* **TASK REQUIREMENTS**: Provide the records once more, identical to the original.

* **GIVEN ENTRIES**:
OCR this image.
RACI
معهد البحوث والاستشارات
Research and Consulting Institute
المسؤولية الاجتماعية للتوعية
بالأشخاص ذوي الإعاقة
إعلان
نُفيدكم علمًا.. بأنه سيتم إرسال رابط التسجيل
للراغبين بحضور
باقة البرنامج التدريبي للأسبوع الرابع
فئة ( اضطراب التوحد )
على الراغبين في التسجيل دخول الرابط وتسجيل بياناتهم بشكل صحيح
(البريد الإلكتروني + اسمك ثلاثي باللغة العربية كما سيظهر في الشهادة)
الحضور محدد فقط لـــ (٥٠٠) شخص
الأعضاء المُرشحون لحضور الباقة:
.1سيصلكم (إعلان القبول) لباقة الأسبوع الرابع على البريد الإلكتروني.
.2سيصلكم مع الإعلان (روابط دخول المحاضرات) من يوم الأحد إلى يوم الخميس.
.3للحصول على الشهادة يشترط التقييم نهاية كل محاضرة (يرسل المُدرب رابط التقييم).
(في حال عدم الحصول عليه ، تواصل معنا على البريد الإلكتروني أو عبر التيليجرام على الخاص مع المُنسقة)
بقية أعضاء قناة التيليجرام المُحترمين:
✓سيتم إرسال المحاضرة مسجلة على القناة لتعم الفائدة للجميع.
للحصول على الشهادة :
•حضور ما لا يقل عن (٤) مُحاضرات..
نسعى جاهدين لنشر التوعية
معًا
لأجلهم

* **COMPLETED TASK**:
OCR this image.
RACI
معهد البحوث والاستشارات
Research and Consulting Institute
المسؤولية الاجتماعية للتوعية
بالأشخاص ذوي الإعاقة
إعلان
نُفيدكم علمًا.. بأنه سيتم إرسال رابط التسجيل
للراغبين بحضور
باقة البرنامج التدريبي للأسبوع الرابع
فئة ( اضطراب التوحد )
على الراغبين في التسجيل دخول الرابط وتسجيل بياناتهم بشكل صحيح
(البريد الإلكتروني + اسمك ثلاثي باللغة العربية كما سيظهر في الشهادة)
الحضور محدد فقط لـــ (٥٠٠) شخص
الأعضاء المُرشحون لحضور الباقة:
.1سيصلكم (إعلان القبول) لباقة الأسبوع الرابع على البريد الإلكتروني.
.2سيصلكم مع الإعلان (روابط دخول المحاضرات) من يوم الأحد إلى يوم الخميس.
.3للحصول على الشهادة يشترط التقييم نهاية كل محاضرة (يرسل المُدرب رابط التقييم).
(في حال عدم الحصول عليه ، تواصل معنا على البريد الإلكتروني أو عبر التيليجرام على الخاص مع المُنسقة)
بقية أعضاء قناة التيليجرام المُحترمين:
✓سيتم إرسال المحاضرة مسجلة على القناة لتعم الفائدة للجميع.
للحصول على الشهادة :
•حضور ما لا يقل عن (٤) مُحاضرات..
نسعى جاهدين لنشر التوعية
معًا
لأجلهم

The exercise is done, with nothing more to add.